======== Source material ========
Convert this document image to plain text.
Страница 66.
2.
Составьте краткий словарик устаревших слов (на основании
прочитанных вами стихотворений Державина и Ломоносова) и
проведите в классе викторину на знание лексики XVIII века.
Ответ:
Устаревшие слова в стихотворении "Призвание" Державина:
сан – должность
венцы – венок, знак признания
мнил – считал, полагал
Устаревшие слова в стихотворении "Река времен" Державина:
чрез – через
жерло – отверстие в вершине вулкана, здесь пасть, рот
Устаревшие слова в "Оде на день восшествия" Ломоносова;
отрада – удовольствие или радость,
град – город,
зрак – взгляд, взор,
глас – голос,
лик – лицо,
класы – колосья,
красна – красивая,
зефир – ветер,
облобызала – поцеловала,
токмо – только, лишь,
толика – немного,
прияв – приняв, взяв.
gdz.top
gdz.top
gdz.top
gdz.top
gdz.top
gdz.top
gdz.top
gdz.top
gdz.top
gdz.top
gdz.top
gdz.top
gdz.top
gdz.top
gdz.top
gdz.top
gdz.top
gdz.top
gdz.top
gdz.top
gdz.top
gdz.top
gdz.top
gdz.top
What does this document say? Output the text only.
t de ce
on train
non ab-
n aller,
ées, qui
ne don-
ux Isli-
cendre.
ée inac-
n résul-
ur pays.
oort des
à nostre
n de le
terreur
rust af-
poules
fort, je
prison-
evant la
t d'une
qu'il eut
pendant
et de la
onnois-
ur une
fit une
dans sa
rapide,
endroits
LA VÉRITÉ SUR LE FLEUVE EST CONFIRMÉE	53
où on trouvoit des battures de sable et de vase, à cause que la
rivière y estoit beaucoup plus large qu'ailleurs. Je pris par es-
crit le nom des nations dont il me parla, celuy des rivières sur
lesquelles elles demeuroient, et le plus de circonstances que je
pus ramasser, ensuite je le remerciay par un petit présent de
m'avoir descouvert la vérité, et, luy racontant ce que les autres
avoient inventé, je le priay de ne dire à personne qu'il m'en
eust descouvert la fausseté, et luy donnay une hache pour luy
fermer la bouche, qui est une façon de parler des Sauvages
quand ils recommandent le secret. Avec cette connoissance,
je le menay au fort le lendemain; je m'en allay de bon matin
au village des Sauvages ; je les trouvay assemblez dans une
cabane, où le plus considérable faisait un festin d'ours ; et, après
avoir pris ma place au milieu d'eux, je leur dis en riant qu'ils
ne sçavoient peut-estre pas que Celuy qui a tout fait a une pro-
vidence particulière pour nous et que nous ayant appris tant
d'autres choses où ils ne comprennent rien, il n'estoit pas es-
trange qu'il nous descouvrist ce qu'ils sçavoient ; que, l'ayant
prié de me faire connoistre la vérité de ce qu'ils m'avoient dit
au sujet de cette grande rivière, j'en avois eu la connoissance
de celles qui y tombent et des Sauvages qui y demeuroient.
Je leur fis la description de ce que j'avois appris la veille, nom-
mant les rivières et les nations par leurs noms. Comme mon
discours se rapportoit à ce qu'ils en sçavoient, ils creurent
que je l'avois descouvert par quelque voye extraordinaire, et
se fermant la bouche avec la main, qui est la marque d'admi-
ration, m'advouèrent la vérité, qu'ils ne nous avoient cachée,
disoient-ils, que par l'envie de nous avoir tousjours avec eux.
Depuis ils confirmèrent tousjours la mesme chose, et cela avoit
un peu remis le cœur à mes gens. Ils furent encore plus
========
Task requirements: Take the entries and copy them out exactly.

Exercise response:
Convert this document image to plain text.
Страница 66.
2.
Составьте краткий словарик устаревших слов (на основании
прочитанных вами стихотворений Державина и Ломоносова) и
проведите в классе викторину на знание лексики XVIII века.
Ответ:
Устаревшие слова в стихотворении "Призвание" Державина:
сан – должность
венцы – венок, знак признания
мнил – считал, полагал
Устаревшие слова в стихотворении "Река времен" Державина:
чрез – через
жерло – отверстие в вершине вулкана, здесь пасть, рот
Устаревшие слова в "Оде на день восшествия" Ломоносова;
отрада – удовольствие или радость,
град – город,
зрак – взгляд, взор,
глас – голос,
лик – лицо,
класы – колосья,
красна – красивая,
зефир – ветер,
облобызала – поцеловала,
токмо – только, лишь,
толика – немного,
прияв – приняв, взяв.
gdz.top
gdz.top
gdz.top
gdz.top
gdz.top
gdz.top
gdz.top
gdz.top
gdz.top
gdz.top
gdz.top
gdz.top
gdz.top
gdz.top
gdz.top
gdz.top
gdz.top
gdz.top
gdz.top
gdz.top
gdz.top
gdz.top
gdz.top
gdz.top
What does this document say? Output the text only.
t de ce
on train
non ab-
n aller,
ées, qui
ne don-
ux Isli-
cendre.
ée inac-
n résul-
ur pays.
oort des
à nostre
n de le
terreur
rust af-
poules
fort, je
prison-
evant la
t d'une
qu'il eut
pendant
et de la
onnois-
ur une
fit une
dans sa
rapide,
endroits
LA VÉRITÉ SUR LE FLEUVE EST CONFIRMÉE	53
où on trouvoit des battures de sable et de vase, à cause que la
rivière y estoit beaucoup plus large qu'ailleurs. Je pris par es-
crit le nom des nations dont il me parla, celuy des rivières sur
lesquelles elles demeuroient, et le plus de circonstances que je
pus ramasser, ensuite je le remerciay par un petit présent de
m'avoir descouvert la vérité, et, luy racontant ce que les autres
avoient inventé, je le priay de ne dire à personne qu'il m'en
eust descouvert la fausseté, et luy donnay une hache pour luy
fermer la bouche, qui est une façon de parler des Sauvages
quand ils recommandent le secret. Avec cette connoissance,
je le menay au fort le lendemain; je m'en allay de bon matin
au village des Sauvages ; je les trouvay assemblez dans une
cabane, où le plus considérable faisait un festin d'ours ; et, après
avoir pris ma place au milieu d'eux, je leur dis en riant qu'ils
ne sçavoient peut-estre pas que Celuy qui a tout fait a une pro-
vidence particulière pour nous et que nous ayant appris tant
d'autres choses où ils ne comprennent rien, il n'estoit pas es-
trange qu'il nous descouvrist ce qu'ils sçavoient ; que, l'ayant
prié de me faire connoistre la vérité de ce qu'ils m'avoient dit
au sujet de cette grande rivière, j'en avois eu la connoissance
de celles qui y tombent et des Sauvages qui y demeuroient.
Je leur fis la description de ce que j'avois appris la veille, nom-
mant les rivières et les nations par leurs noms. Comme mon
discours se rapportoit à ce qu'ils en sçavoient, ils creurent
que je l'avois descouvert par quelque voye extraordinaire, et
se fermant la bouche avec la main, qui est la marque d'admi-
ration, m'advouèrent la vérité, qu'ils ne nous avoient cachée,
disoient-ils, que par l'envie de nous avoir tousjours avec eux.
Depuis ils confirmèrent tousjours la mesme chose, et cela avoit
un peu remis le cœur à mes gens. Ils furent encore plus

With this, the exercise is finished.